===== Records =====

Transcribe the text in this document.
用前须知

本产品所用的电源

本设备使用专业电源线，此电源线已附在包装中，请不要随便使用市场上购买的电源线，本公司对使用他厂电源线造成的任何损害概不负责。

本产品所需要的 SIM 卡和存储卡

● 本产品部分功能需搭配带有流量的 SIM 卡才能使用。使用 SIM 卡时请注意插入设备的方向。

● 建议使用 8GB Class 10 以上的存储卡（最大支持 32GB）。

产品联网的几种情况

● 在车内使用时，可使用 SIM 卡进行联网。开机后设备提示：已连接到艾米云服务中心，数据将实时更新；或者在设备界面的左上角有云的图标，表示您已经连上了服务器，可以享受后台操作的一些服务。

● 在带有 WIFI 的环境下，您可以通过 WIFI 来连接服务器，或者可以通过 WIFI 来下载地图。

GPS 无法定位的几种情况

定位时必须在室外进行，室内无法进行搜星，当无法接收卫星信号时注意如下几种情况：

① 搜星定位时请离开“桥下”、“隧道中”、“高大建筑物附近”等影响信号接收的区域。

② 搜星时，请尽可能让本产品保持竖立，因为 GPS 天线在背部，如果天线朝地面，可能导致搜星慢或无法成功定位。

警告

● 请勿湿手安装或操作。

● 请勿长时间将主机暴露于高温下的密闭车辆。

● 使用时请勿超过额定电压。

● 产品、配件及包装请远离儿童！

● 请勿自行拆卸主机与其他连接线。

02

=====
===== Records =====

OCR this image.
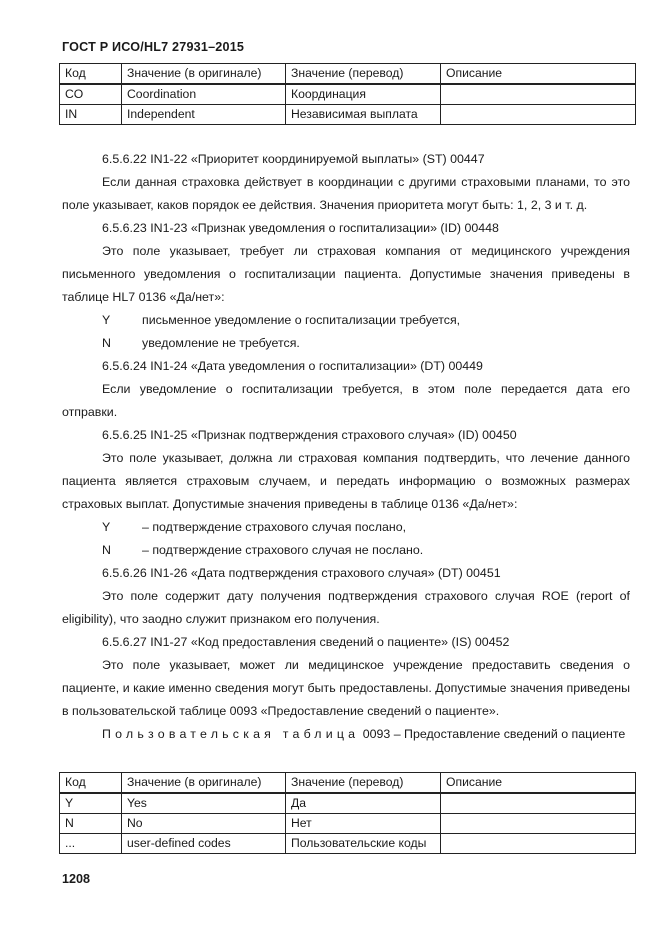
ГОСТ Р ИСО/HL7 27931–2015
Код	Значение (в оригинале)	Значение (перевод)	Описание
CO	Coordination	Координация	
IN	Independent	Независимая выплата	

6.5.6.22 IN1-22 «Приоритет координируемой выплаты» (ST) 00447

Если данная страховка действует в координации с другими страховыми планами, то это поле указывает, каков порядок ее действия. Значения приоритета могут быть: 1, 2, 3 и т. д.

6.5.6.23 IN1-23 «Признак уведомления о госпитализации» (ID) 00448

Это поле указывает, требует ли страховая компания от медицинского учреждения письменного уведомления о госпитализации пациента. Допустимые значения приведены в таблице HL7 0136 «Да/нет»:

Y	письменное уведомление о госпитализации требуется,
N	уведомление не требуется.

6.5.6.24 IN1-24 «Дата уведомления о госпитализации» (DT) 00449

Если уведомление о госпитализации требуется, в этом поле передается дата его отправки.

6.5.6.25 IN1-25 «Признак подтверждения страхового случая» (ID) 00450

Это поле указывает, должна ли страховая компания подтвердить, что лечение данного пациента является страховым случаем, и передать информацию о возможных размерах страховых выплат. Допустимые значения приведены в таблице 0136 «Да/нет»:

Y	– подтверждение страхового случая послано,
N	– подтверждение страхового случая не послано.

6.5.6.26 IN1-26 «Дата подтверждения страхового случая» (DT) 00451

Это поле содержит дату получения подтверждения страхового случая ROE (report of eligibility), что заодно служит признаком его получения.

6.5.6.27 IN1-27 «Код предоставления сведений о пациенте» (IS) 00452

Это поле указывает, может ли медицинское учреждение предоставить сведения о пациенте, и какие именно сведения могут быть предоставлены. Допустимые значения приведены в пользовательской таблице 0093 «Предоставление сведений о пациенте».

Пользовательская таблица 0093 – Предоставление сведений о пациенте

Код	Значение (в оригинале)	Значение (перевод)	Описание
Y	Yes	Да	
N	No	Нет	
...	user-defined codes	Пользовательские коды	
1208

=====
===== Records =====

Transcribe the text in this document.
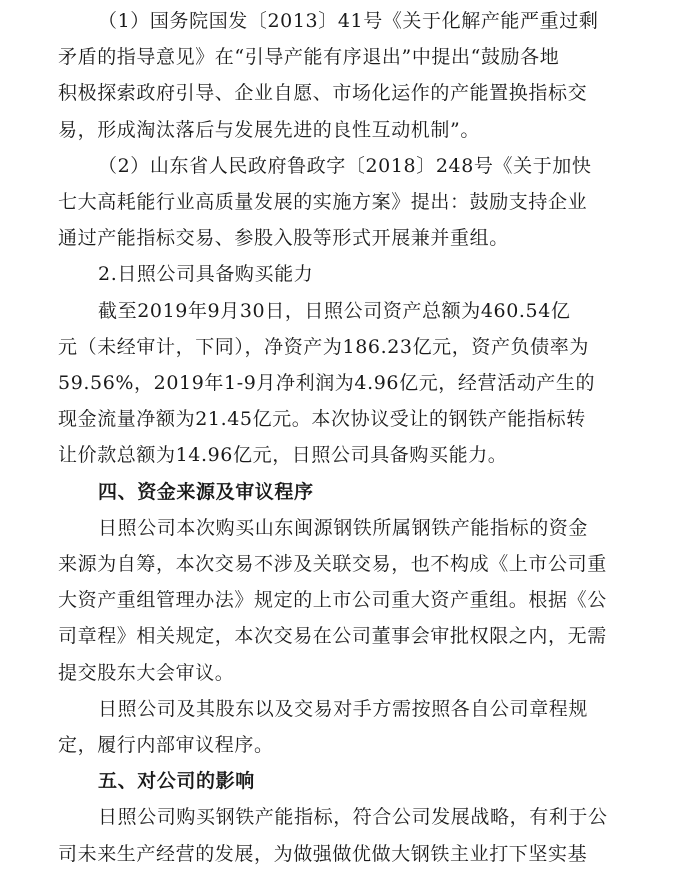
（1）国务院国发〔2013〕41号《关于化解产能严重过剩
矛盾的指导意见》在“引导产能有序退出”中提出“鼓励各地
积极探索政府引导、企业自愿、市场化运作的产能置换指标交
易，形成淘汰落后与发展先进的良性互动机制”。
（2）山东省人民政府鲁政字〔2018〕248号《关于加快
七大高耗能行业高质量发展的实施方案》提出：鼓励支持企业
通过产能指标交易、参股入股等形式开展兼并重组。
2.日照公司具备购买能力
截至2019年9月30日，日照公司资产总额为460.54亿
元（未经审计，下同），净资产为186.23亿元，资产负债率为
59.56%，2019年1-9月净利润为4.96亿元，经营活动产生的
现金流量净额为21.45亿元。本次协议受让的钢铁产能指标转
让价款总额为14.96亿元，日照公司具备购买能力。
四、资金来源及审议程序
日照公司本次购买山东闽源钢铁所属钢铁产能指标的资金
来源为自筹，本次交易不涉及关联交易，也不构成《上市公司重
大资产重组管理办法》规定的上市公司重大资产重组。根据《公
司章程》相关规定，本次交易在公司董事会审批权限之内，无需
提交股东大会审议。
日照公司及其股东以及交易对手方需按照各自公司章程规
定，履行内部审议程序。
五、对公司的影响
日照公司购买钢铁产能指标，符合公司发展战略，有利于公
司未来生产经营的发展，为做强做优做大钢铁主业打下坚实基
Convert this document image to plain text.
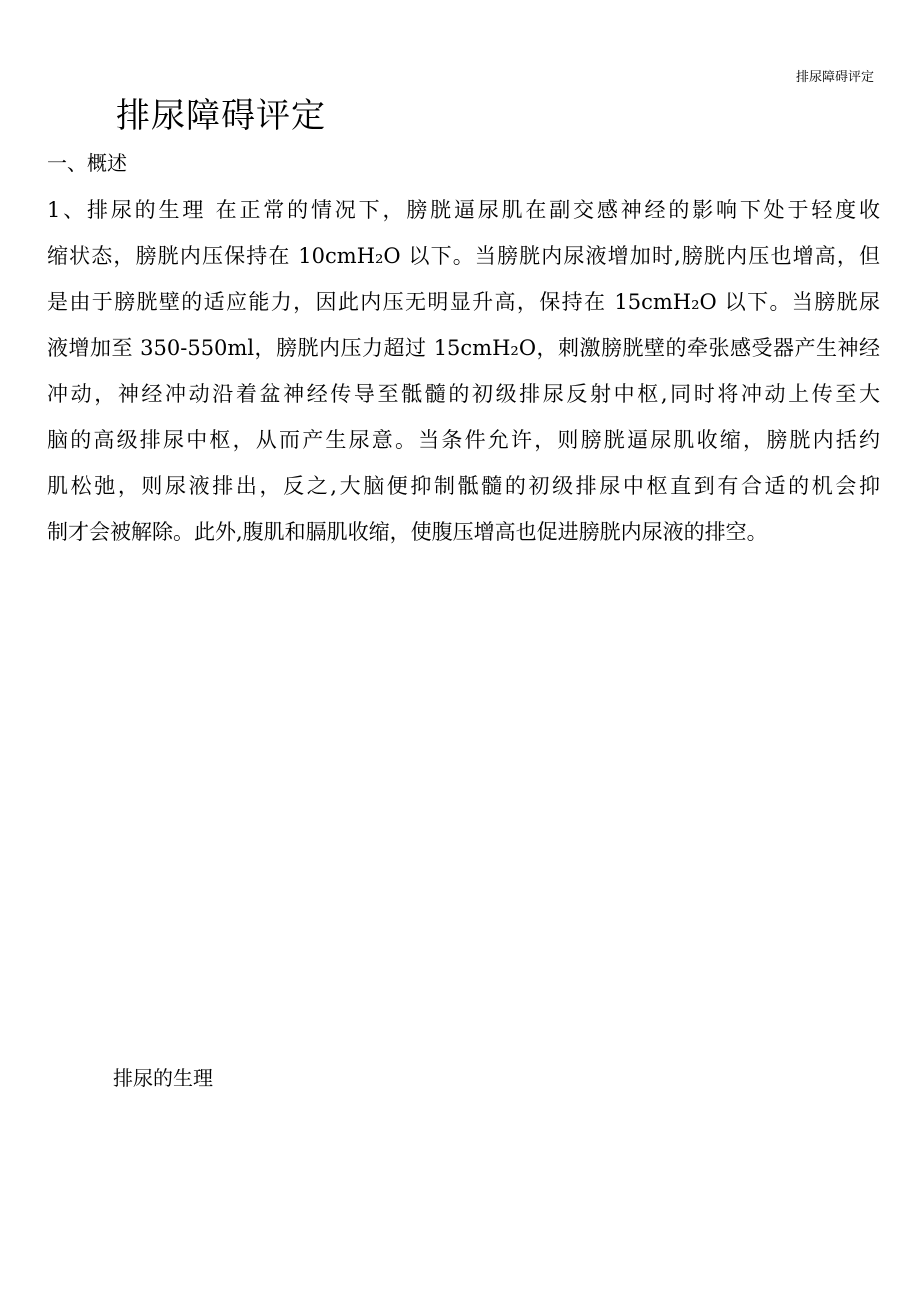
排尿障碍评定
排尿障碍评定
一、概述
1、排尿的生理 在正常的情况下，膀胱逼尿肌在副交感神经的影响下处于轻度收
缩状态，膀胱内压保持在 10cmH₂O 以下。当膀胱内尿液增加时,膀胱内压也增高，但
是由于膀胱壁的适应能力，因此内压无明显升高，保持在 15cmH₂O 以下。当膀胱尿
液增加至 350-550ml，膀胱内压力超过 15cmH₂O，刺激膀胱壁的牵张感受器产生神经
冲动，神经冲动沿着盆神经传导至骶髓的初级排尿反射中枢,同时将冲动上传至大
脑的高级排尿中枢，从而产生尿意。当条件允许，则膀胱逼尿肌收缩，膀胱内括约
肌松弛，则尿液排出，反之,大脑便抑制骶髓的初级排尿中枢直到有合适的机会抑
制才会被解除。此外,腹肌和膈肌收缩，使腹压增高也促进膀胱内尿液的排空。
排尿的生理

=====

▸ Goal
Going through the data, tally the lines containing "госпитализации" and report only the result.

▸ Correct output
5